- **What you have to do**
Write out all the lines again, precisely as they stand, but without the images.

- **The input**

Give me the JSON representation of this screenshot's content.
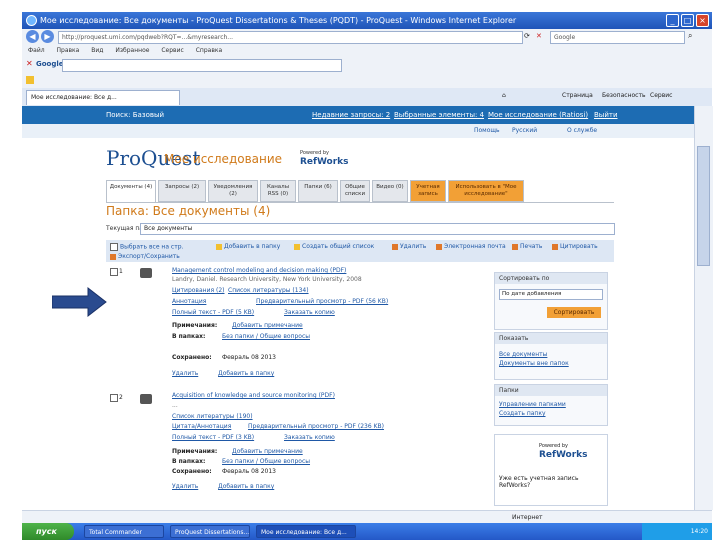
{
  "window": {
    "title": "Мое исследование: Все документы - ProQuest Dissertations & Theses (PQDT) - ProQuest - Windows Internet Explorer"
  },
  "address": {
    "url": "http://proquest.umi.com/pqdweb?RQT=...&myresearch...",
    "search_placeholder": "Google"
  },
  "menubar": {
    "items": [
      "Файл",
      "Правка",
      "Вид",
      "Избранное",
      "Сервис",
      "Справка"
    ]
  },
  "googlebar": {
    "label": "Google",
    "search": ""
  },
  "tab": {
    "title": "Мое исследование: Все д..."
  },
  "toolbar_right": {
    "page": "Страница",
    "safety": "Безопасность",
    "tools": "Сервис"
  },
  "proquest": {
    "topnav": {
      "search": "Поиск: Базовый",
      "recent": "Недавние запросы: 2",
      "marked": "Выбранные элементы: 4",
      "my_research": "Мое исследование (Ratiosi)",
      "exit": "Выйти"
    },
    "strip2": {
      "help": "Помощь",
      "russian": "Русский",
      "about": "О службе"
    },
    "logo": "ProQuest",
    "my_research_title": "Мое исследование",
    "powered_by": "Powered by",
    "refworks": "RefWorks",
    "tabs": [
      {
        "label": "Документы (4)"
      },
      {
        "label": "Запросы (2)"
      },
      {
        "label": "Уведомления (2)"
      },
      {
        "label": "Каналы RSS (0)"
      },
      {
        "label": "Папки (6)"
      },
      {
        "label": "Общие списки"
      },
      {
        "label": "Видео (0)"
      },
      {
        "label": "Учетная запись"
      },
      {
        "label": "Использовать в \"Мое исследование\""
      }
    ],
    "folder_title": "Папка: Все документы (4)",
    "current_folder_label": "Текущая папка:",
    "current_folder_value": "Все документы",
    "actions": [
      "Выбрать все на стр.",
      "Добавить в папку",
      "Создать общий список",
      "Удалить",
      "Электронная почта",
      "Печать",
      "Цитировать",
      "Экспорт/Сохранить"
    ],
    "records": [
      {
        "num": "1",
        "title": "Management control modeling and decision making (PDF)",
        "meta": "Landry, Daniel. Research University, New York University, 2008",
        "cited": "Цитирования (2)",
        "refs": "Список литературы (134)",
        "abstract": "Аннотация",
        "pdf_preview": "Предварительный просмотр - PDF (56 KB)",
        "fulltext": "Полный текст - PDF (5 KB)",
        "order": "Заказать копию",
        "notes_label": "Примечания:",
        "notes_value": "Добавить примечание",
        "folders_label": "В папках:",
        "folders_value": "Без папки / Общие вопросы",
        "saved_label": "Сохранено:",
        "saved_value": "Февраль 08 2013",
        "delete": "Удалить",
        "add_folder": "Добавить в папку"
      },
      {
        "num": "2",
        "title": "Acquisition of knowledge and source monitoring (PDF)",
        "meta": "...",
        "refs": "Список литературы (190)",
        "abstract": "Цитата/Аннотация",
        "pdf_preview": "Предварительный просмотр - PDF (236 KB)",
        "fulltext": "Полный текст - PDF (3 KB)",
        "order": "Заказать копию",
        "notes_label": "Примечания:",
        "notes_value": "Добавить примечание",
        "folders_label": "В папках:",
        "folders_value": "Без папки / Общие вопросы",
        "saved_label": "Сохранено:",
        "saved_value": "Февраль 08 2013",
        "delete": "Удалить",
        "add_folder": "Добавить в папку"
      }
    ],
    "sidebar": {
      "sort_title": "Сортировать по",
      "sort_value": "По дате добавления",
      "sort_button": "Сортировать",
      "show_title": "Показать",
      "show_links": [
        "Все документы",
        "Документы вне папок"
      ],
      "folder_title": "Папки",
      "folder_links": [
        "Управление папками",
        "Создать папку"
      ],
      "refworks_powered": "Powered by",
      "refworks_logo": "RefWorks",
      "refworks_text": "Уже есть учетная запись RefWorks?"
    }
  },
  "statusbar": {
    "text": "Интернет"
  },
  "taskbar": {
    "start": "пуск",
    "tasks": [
      "Total Commander",
      "ProQuest Dissertations...",
      "Мое исследование: Все д..."
    ],
    "clock": "14:20"
  }
}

- **Exercise result**
Give me the JSON representation of this screenshot's content.
{
  "window": {
    "title": "Мое исследование: Все документы - ProQuest Dissertations & Theses (PQDT) - ProQuest - Windows Internet Explorer"
  },
  "address": {
    "url": "http://proquest.umi.com/pqdweb?RQT=...&myresearch...",
    "search_placeholder": "Google"
  },
  "menubar": {
    "items": [
      "Файл",
      "Правка",
      "Вид",
      "Избранное",
      "Сервис",
      "Справка"
    ]
  },
  "googlebar": {
    "label": "Google",
    "search": ""
  },
  "tab": {
    "title": "Мое исследование: Все д..."
  },
  "toolbar_right": {
    "page": "Страница",
    "safety": "Безопасность",
    "tools": "Сервис"
  },
  "proquest": {
    "topnav": {
      "search": "Поиск: Базовый",
      "recent": "Недавние запросы: 2",
      "marked": "Выбранные элементы: 4",
      "my_research": "Мое исследование (Ratiosi)",
      "exit": "Выйти"
    },
    "strip2": {
      "help": "Помощь",
      "russian": "Русский",
      "about": "О службе"
    },
    "logo": "ProQuest",
    "my_research_title": "Мое исследование",
    "powered_by": "Powered by",
    "refworks": "RefWorks",
    "tabs": [
      {
        "label": "Документы (4)"
      },
      {
        "label": "Запросы (2)"
      },
      {
        "label": "Уведомления (2)"
      },
      {
        "label": "Каналы RSS (0)"
      },
      {
        "label": "Папки (6)"
      },
      {
        "label": "Общие списки"
      },
      {
        "label": "Видео (0)"
      },
      {
        "label": "Учетная запись"
      },
      {
        "label": "Использовать в \"Мое исследование\""
      }
    ],
    "folder_title": "Папка: Все документы (4)",
    "current_folder_label": "Текущая папка:",
    "current_folder_value": "Все документы",
    "actions": [
      "Выбрать все на стр.",
      "Добавить в папку",
      "Создать общий список",
      "Удалить",
      "Электронная почта",
      "Печать",
      "Цитировать",
      "Экспорт/Сохранить"
    ],
    "records": [
      {
        "num": "1",
        "title": "Management control modeling and decision making (PDF)",
        "meta": "Landry, Daniel. Research University, New York University, 2008",
        "cited": "Цитирования (2)",
        "refs": "Список литературы (134)",
        "abstract": "Аннотация",
        "pdf_preview": "Предварительный просмотр - PDF (56 KB)",
        "fulltext": "Полный текст - PDF (5 KB)",
        "order": "Заказать копию",
        "notes_label": "Примечания:",
        "notes_value": "Добавить примечание",
        "folders_label": "В папках:",
        "folders_value": "Без папки / Общие вопросы",
        "saved_label": "Сохранено:",
        "saved_value": "Февраль 08 2013",
        "delete": "Удалить",
        "add_folder": "Добавить в папку"
      },
      {
        "num": "2",
        "title": "Acquisition of knowledge and source monitoring (PDF)",
        "meta": "...",
        "refs": "Список литературы (190)",
        "abstract": "Цитата/Аннотация",
        "pdf_preview": "Предварительный просмотр - PDF (236 KB)",
        "fulltext": "Полный текст - PDF (3 KB)",
        "order": "Заказать копию",
        "notes_label": "Примечания:",
        "notes_value": "Добавить примечание",
        "folders_label": "В папках:",
        "folders_value": "Без папки / Общие вопросы",
        "saved_label": "Сохранено:",
        "saved_value": "Февраль 08 2013",
        "delete": "Удалить",
        "add_folder": "Добавить в папку"
      }
    ],
    "sidebar": {
      "sort_title": "Сортировать по",
      "sort_value": "По дате добавления",
      "sort_button": "Сортировать",
      "show_title": "Показать",
      "show_links": [
        "Все документы",
        "Документы вне папок"
      ],
      "folder_title": "Папки",
      "folder_links": [
        "Управление папками",
        "Создать папку"
      ],
      "refworks_powered": "Powered by",
      "refworks_logo": "RefWorks",
      "refworks_text": "Уже есть учетная запись RefWorks?"
    }
  },
  "statusbar": {
    "text": "Интернет"
  },
  "taskbar": {
    "start": "пуск",
    "tasks": [
      "Total Commander",
      "ProQuest Dissertations...",
      "Мое исследование: Все д..."
    ],
    "clock": "14:20"
  }
}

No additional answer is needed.